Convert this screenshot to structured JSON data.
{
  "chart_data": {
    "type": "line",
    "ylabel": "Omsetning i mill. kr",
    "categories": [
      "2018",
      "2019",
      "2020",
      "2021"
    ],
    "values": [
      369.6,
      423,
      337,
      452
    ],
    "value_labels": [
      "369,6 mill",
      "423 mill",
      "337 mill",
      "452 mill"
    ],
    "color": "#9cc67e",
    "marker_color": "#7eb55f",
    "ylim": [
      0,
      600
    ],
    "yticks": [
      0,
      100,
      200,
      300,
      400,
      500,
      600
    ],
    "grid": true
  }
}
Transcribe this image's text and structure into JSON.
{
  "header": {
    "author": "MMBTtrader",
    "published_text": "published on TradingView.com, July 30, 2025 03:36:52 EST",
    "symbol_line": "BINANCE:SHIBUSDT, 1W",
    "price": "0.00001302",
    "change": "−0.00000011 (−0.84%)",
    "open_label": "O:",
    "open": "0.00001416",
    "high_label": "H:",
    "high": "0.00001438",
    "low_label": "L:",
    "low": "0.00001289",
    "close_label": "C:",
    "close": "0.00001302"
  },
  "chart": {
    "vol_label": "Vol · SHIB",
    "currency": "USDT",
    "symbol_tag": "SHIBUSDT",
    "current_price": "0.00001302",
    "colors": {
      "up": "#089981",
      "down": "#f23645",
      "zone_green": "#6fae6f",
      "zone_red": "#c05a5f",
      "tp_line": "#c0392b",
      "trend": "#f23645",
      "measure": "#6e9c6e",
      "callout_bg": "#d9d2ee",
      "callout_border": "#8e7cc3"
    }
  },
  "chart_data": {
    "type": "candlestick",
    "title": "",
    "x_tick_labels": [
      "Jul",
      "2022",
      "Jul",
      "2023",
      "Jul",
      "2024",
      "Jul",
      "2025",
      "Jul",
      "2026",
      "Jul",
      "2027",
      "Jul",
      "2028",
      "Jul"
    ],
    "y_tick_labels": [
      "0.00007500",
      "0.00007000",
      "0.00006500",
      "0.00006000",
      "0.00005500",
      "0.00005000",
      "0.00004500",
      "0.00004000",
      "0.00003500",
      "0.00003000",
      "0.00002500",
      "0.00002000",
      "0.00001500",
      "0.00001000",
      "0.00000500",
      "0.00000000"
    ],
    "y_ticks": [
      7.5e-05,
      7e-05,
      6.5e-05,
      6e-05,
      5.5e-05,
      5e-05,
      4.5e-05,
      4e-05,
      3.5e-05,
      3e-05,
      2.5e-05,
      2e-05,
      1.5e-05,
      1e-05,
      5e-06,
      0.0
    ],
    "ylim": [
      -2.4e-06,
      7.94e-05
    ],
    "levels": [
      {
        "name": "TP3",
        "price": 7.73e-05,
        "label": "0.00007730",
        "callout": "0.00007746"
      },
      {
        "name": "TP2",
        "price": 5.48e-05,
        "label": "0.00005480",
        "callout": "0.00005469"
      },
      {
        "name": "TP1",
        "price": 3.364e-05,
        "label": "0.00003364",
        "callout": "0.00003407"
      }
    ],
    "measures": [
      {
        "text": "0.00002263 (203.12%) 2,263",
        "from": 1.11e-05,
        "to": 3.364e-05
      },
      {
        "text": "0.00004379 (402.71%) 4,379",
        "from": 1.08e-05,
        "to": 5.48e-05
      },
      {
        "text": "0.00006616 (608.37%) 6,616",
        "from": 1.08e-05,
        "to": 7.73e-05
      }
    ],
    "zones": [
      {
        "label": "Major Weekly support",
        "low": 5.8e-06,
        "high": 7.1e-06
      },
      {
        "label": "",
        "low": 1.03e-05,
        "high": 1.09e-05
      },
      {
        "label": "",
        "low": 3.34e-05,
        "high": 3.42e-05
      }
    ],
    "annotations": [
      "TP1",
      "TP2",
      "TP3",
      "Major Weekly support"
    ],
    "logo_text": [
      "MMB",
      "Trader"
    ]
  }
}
────────────────────
### Problem description
Go through the material line by line. Show each line that contains the string "JSON".

### Reply
Convert this screenshot to structured JSON data.
Transcribe this image's text and structure into JSON.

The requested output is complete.